■ What to do ■
Where a line in the listing contains the string "Turco", copy that line out.

■ Material for the task ■
* BEGIN *
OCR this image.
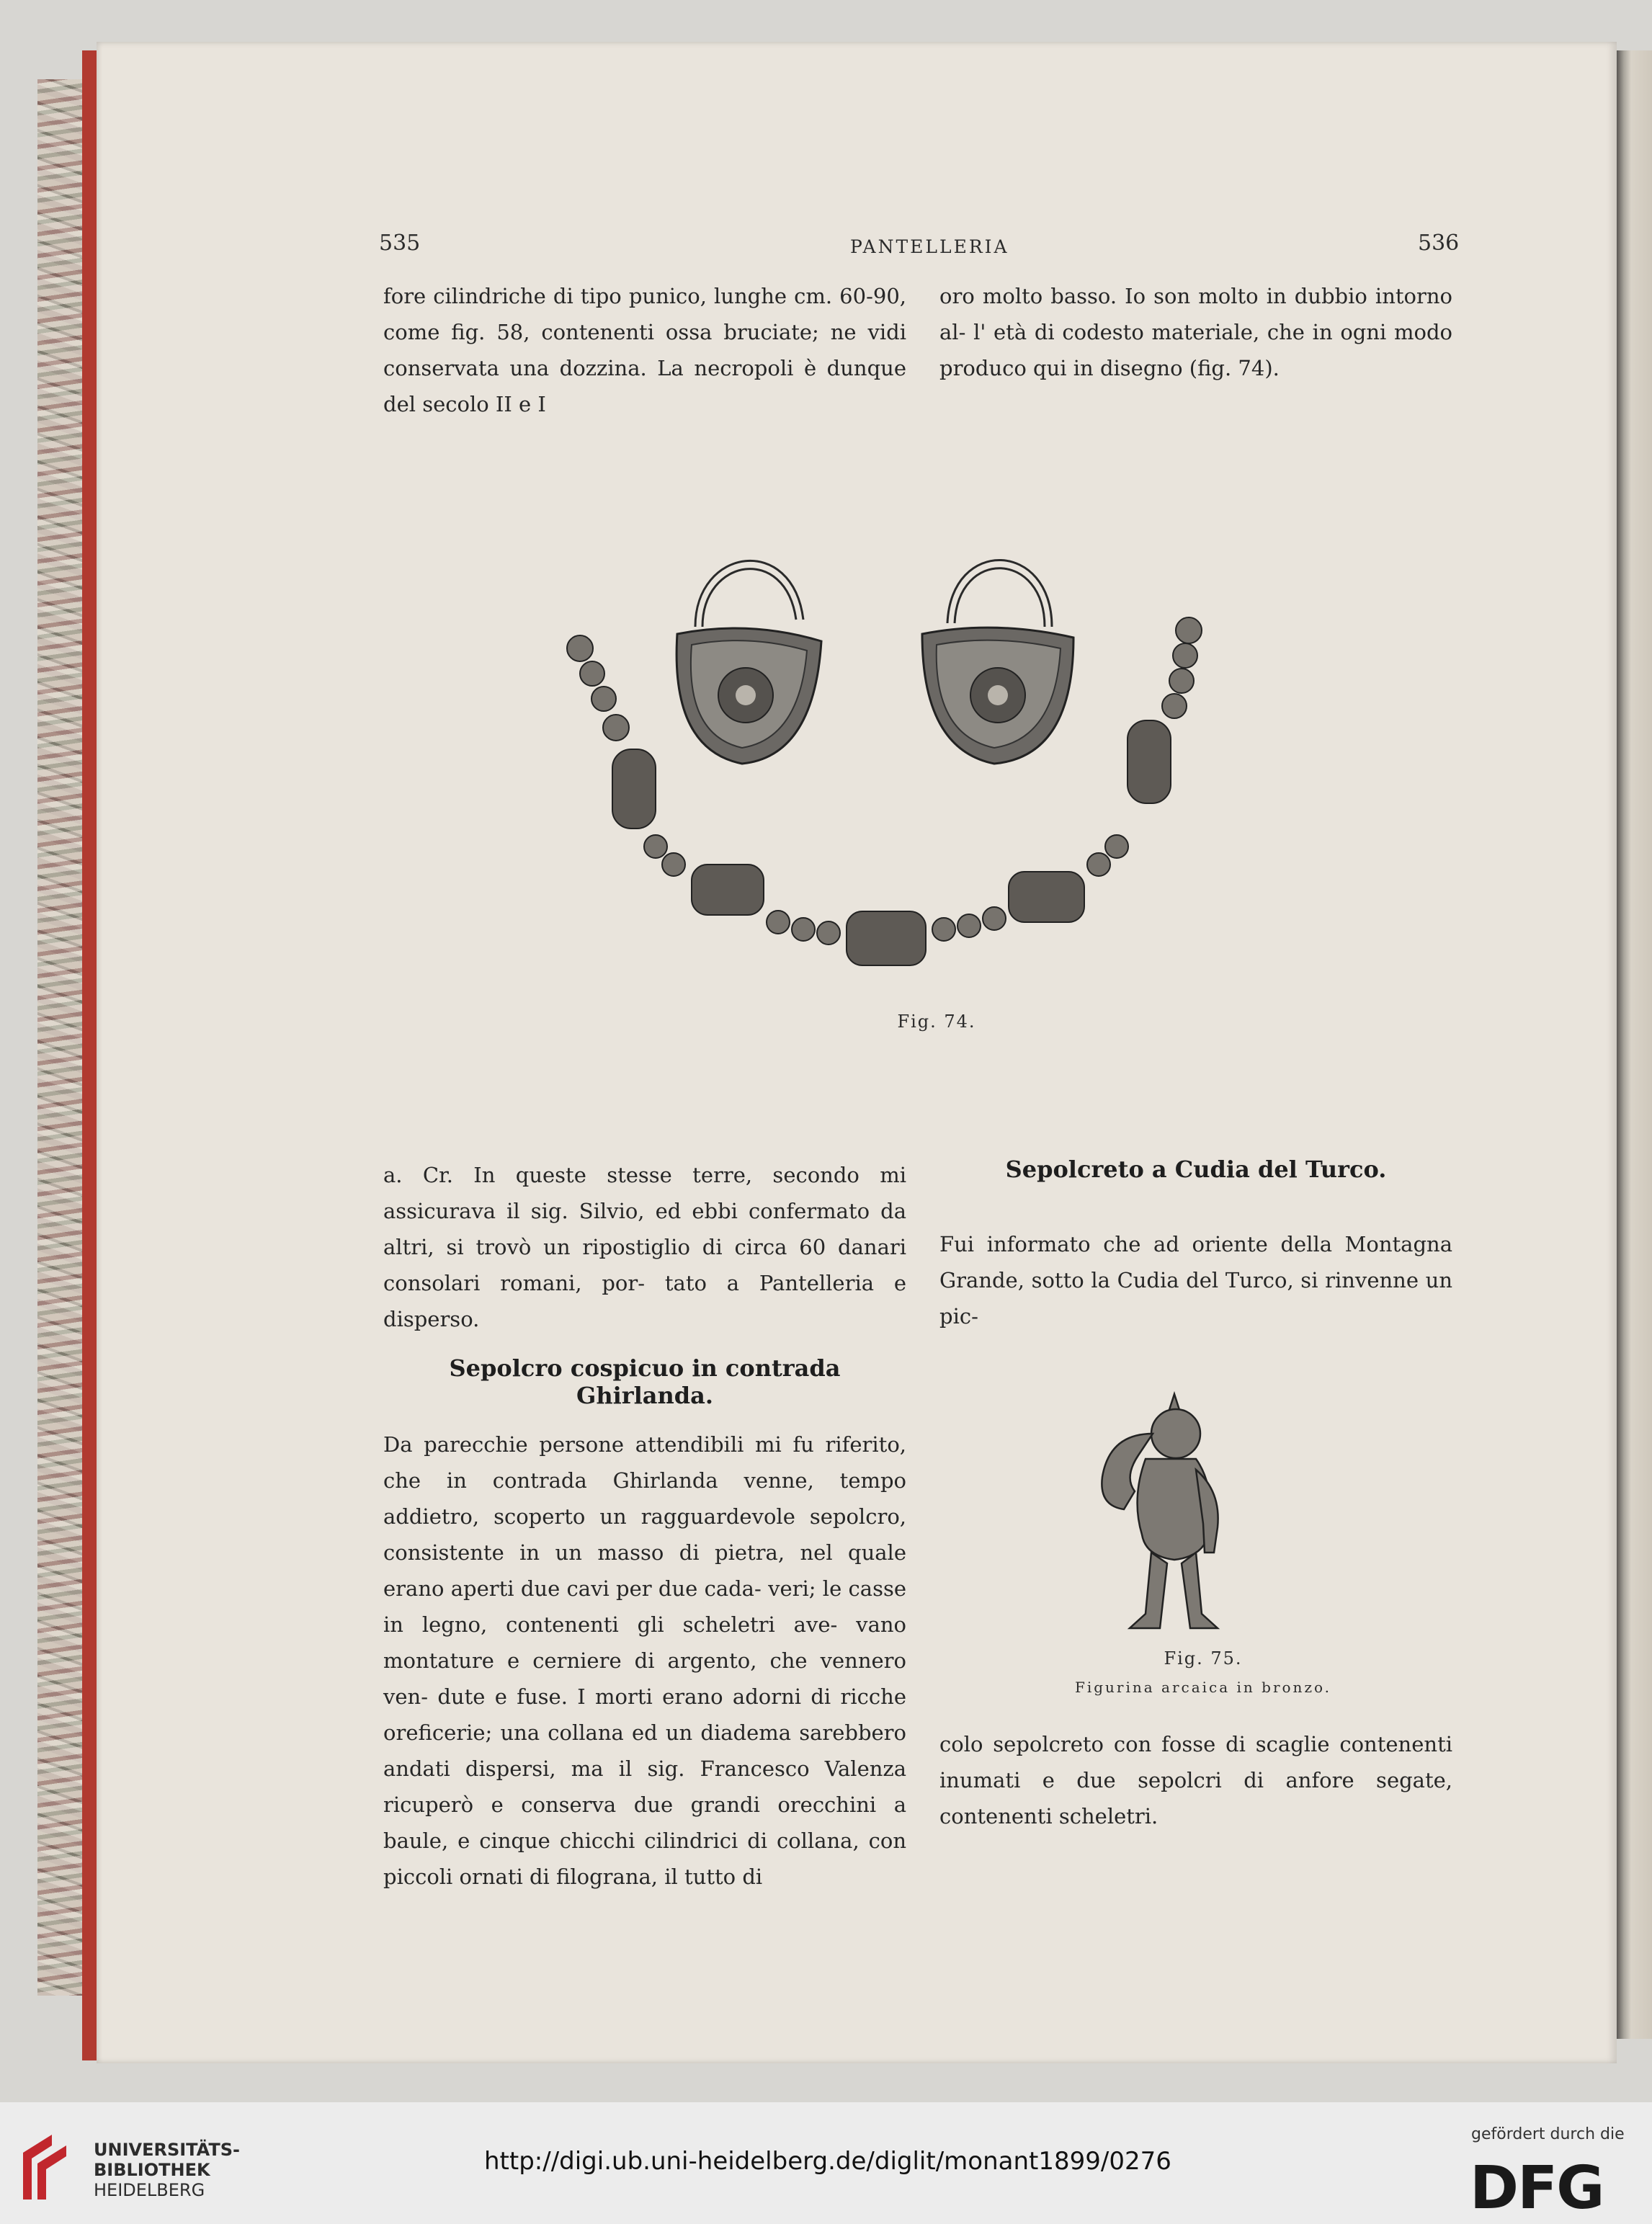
535	PANTELLERIA	536

fore cilindriche di tipo punico, lunghe cm. 60-90, come fig. 58, contenenti ossa bruciate; ne vidi conservata una dozzina. La necropoli è dunque del secolo II e I

oro molto basso. Io son molto in dubbio intorno al- l' età di codesto materiale, che in ogni modo produco qui in disegno (fig. 74).

Fig. 74.

a. Cr. In queste stesse terre, secondo mi assicurava il sig. Silvio, ed ebbi confermato da altri, si trovò un ripostiglio di circa 60 danari consolari romani, por- tato a Pantelleria e disperso.

Sepolcreto a Cudia del Turco.

Fui informato che ad oriente della Montagna Grande, sotto la Cudia del Turco, si rinvenne un pic-

Sepolcro cospicuo in contrada Ghirlanda.

Da parecchie persone attendibili mi fu riferito, che in contrada Ghirlanda venne, tempo addietro, scoperto un ragguardevole sepolcro, consistente in un masso di pietra, nel quale erano aperti due cavi per due cada- veri; le casse in legno, contenenti gli scheletri ave- vano montature e cerniere di argento, che vennero ven- dute e fuse. I morti erano adorni di ricche oreficerie; una collana ed un diadema sarebbero andati dispersi, ma il sig. Francesco Valenza ricuperò e conserva due grandi orecchini a baule, e cinque chicchi cilindrici di collana, con piccoli ornati di filograna, il tutto di

Fig. 75.
Figurina arcaica in bronzo.

colo sepolcreto con fosse di scaglie contenenti inumati e due sepolcri di anfore segate, contenenti scheletri.

UNIVERSITÄTS-
BIBLIOTHEK
HEIDELBERG
http://digi.ub.uni-heidelberg.de/diglit/monant1899/0276
gefördert durch die
DFG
* END *
■ Solution ■
Sepolcreto a Cudia del Turco.
Fui informato che ad oriente della Montagna Grande, sotto la Cudia del Turco, si rinvenne un pic-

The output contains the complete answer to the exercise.